Stored data:
============================================================

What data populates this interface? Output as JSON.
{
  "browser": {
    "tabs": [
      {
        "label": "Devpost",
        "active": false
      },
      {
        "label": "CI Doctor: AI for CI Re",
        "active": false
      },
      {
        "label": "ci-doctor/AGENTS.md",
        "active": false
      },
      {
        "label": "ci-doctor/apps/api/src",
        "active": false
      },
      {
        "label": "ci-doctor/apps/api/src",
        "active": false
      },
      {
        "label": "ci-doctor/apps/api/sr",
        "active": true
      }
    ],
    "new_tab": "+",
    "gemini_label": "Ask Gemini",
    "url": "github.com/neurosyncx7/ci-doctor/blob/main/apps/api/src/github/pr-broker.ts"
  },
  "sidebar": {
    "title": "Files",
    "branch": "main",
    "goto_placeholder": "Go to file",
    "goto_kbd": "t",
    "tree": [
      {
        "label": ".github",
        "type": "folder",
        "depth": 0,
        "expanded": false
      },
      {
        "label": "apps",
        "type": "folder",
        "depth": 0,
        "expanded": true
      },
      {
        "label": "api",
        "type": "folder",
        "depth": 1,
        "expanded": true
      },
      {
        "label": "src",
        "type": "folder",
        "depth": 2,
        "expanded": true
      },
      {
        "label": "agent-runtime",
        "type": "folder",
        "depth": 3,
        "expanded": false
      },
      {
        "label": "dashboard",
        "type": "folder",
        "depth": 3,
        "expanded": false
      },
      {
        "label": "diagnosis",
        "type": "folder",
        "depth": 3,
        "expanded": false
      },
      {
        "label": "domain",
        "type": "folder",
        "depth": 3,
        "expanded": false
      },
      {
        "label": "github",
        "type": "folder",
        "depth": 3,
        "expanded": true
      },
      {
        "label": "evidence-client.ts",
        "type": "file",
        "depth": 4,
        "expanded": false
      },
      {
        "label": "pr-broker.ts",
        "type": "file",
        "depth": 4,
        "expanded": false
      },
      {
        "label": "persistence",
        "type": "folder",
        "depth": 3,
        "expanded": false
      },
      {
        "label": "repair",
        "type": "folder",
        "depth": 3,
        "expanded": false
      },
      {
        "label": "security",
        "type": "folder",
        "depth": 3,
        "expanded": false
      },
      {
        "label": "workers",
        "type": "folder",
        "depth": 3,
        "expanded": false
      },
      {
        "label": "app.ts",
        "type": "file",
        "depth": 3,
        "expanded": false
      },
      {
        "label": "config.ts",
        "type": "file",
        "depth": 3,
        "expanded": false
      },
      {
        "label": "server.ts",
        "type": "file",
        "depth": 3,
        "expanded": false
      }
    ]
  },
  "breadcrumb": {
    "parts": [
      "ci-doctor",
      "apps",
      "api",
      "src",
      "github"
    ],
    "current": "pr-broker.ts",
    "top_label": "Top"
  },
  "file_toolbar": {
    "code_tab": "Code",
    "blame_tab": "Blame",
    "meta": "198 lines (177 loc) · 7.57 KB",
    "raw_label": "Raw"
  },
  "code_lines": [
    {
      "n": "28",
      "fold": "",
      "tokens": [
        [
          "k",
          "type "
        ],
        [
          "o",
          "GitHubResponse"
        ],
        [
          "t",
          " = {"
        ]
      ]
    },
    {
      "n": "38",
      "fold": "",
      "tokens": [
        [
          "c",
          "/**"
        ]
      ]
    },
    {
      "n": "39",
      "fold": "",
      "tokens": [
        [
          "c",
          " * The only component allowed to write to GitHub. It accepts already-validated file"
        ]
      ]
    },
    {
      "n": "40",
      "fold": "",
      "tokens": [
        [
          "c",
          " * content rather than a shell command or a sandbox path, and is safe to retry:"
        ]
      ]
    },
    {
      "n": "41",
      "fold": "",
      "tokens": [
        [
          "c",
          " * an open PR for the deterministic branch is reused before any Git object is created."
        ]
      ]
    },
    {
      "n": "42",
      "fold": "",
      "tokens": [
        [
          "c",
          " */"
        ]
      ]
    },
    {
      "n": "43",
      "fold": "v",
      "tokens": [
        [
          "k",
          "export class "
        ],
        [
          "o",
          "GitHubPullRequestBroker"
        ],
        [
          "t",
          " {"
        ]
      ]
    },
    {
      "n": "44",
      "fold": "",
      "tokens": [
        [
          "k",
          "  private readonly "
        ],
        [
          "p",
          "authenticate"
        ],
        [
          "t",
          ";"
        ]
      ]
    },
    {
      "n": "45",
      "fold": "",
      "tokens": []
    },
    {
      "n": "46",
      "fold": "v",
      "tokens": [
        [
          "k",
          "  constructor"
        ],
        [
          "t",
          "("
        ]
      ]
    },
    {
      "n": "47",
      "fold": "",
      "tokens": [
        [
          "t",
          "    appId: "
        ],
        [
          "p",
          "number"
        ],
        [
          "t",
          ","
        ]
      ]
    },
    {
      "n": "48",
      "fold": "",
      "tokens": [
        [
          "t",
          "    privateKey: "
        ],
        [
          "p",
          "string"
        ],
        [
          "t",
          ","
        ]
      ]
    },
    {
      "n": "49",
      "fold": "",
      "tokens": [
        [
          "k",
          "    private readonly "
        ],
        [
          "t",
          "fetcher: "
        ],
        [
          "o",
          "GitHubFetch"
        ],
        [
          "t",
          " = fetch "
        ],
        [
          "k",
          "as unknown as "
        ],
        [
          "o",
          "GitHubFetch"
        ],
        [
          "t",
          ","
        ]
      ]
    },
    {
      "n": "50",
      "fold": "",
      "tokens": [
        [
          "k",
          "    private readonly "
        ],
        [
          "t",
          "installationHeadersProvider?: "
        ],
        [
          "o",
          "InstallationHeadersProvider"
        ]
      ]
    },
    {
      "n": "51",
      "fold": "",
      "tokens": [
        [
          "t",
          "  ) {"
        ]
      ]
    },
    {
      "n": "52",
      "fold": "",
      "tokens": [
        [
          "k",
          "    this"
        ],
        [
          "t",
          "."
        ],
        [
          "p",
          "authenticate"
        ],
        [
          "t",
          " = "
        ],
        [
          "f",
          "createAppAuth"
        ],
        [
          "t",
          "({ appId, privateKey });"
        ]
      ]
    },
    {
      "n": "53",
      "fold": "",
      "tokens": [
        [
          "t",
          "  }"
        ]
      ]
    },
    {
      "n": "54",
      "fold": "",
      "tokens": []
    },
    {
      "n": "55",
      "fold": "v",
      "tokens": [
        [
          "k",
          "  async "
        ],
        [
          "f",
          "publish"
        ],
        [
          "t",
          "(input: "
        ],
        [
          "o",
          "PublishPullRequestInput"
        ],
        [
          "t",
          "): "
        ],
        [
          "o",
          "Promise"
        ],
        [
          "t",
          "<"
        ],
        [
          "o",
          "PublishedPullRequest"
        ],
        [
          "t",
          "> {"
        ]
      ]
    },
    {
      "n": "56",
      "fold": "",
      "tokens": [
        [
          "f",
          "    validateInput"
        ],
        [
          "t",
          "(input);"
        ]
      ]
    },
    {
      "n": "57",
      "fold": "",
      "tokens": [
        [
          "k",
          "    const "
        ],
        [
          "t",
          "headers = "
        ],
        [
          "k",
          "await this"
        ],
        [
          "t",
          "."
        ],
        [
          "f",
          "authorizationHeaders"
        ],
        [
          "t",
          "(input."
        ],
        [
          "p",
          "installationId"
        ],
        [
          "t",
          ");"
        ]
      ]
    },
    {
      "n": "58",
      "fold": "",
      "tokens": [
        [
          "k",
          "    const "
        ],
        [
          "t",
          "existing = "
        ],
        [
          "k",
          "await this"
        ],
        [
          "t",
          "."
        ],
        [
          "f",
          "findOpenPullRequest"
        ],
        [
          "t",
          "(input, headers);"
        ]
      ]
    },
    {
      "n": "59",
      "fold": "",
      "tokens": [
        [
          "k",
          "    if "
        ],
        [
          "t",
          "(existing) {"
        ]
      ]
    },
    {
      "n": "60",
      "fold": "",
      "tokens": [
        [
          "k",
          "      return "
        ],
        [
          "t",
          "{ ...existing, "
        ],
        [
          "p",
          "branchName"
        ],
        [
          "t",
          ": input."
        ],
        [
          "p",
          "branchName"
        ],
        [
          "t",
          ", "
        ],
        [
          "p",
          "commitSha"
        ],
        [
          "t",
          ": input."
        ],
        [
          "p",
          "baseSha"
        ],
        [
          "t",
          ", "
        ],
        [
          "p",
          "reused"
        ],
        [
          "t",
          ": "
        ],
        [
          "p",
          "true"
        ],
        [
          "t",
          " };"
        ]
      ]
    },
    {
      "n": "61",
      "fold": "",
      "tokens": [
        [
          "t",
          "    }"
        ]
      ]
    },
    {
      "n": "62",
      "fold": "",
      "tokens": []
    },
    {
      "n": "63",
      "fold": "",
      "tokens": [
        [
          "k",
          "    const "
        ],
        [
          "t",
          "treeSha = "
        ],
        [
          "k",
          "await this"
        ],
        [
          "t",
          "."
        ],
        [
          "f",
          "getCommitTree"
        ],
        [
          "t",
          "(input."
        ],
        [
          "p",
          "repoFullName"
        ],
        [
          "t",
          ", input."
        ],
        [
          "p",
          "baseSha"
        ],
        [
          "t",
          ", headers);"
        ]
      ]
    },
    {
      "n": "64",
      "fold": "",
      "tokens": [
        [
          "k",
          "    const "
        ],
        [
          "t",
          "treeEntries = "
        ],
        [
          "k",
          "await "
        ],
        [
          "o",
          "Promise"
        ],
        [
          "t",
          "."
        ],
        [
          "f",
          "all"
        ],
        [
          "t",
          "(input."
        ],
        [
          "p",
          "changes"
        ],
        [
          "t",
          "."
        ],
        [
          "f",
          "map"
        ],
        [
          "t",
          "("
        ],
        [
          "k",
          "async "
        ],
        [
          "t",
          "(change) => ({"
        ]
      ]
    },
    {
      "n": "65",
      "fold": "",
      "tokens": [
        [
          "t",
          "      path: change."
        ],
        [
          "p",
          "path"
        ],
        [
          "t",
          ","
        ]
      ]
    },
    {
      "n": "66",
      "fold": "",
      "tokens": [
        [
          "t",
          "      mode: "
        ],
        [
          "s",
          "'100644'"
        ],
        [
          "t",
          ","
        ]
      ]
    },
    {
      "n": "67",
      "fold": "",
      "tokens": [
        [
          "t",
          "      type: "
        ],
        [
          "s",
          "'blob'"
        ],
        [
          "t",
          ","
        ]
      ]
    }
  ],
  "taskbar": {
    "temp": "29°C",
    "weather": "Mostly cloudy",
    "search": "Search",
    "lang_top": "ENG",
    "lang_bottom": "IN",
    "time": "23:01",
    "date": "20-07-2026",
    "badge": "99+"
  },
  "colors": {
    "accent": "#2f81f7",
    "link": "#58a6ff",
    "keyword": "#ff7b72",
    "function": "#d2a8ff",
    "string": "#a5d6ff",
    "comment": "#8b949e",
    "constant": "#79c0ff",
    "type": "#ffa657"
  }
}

============================================================

▶ _Do this_:
Pick out the lines containing the word "apps" and show them.

▶ _Completed task_:
        "label": "ci-doctor/apps/api/src",
        "label": "ci-doctor/apps/api/src",
        "label": "ci-doctor/apps/api/sr",
    "url": "github.com/neurosyncx7/ci-doctor/blob/main/apps/api/src/github/pr-broker.ts"
        "label": "apps",
      "apps",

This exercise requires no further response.